Data shown
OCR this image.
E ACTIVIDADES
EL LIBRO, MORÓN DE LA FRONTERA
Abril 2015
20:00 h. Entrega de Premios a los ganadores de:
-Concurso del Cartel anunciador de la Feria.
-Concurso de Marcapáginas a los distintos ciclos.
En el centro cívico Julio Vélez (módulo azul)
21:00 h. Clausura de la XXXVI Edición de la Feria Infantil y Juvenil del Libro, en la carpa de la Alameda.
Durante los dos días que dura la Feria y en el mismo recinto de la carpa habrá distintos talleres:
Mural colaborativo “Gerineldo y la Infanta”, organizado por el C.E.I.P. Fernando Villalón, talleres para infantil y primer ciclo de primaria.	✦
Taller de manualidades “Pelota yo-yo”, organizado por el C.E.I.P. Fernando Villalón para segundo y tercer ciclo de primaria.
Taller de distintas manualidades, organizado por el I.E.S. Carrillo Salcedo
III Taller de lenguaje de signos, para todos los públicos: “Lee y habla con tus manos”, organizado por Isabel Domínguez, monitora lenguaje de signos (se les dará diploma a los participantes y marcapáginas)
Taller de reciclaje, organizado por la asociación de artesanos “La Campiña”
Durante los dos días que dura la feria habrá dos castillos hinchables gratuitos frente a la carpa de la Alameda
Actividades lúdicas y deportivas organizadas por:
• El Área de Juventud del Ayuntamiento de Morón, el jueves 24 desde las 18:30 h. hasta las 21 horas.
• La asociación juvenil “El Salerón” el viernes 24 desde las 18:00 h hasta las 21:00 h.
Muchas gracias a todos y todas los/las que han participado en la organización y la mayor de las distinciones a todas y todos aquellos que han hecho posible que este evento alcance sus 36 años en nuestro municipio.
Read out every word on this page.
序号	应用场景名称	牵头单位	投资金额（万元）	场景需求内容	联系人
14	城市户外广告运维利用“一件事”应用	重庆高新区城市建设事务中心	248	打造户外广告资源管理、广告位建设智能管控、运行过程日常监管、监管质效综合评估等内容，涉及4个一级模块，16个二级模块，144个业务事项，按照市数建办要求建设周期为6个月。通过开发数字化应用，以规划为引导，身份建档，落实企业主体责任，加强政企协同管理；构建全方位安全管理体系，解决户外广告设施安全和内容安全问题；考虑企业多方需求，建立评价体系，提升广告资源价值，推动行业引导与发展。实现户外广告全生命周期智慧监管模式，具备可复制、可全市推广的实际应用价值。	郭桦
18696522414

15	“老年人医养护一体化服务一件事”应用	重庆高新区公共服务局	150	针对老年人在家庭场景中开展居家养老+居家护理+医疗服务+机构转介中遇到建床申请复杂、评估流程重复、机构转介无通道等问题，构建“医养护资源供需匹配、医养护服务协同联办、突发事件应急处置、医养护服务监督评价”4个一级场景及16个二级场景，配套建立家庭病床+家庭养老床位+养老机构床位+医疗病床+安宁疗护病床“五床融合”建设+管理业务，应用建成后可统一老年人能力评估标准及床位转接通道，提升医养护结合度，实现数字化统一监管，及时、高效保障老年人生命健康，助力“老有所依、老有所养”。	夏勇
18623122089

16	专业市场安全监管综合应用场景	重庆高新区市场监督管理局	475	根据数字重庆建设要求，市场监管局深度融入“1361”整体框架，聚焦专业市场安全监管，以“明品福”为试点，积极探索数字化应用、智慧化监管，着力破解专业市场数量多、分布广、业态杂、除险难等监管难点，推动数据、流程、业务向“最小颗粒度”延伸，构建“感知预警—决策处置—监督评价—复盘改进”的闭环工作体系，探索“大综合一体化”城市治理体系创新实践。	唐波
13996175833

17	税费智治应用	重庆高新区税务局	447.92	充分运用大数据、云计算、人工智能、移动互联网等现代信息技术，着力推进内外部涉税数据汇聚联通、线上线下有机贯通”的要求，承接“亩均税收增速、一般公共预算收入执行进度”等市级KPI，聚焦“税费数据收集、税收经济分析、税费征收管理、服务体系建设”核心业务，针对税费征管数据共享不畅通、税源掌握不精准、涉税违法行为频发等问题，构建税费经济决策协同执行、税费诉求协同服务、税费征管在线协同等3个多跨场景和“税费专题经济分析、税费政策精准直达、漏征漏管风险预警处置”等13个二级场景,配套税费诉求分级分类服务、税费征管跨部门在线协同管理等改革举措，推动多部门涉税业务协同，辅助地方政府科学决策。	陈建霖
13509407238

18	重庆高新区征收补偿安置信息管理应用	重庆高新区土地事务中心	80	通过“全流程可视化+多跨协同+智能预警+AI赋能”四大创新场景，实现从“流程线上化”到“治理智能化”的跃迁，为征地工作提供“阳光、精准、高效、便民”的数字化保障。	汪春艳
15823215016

Instructions for the task
Count the lines in which the string "talleres" appears, then report only that figure.

Task output
2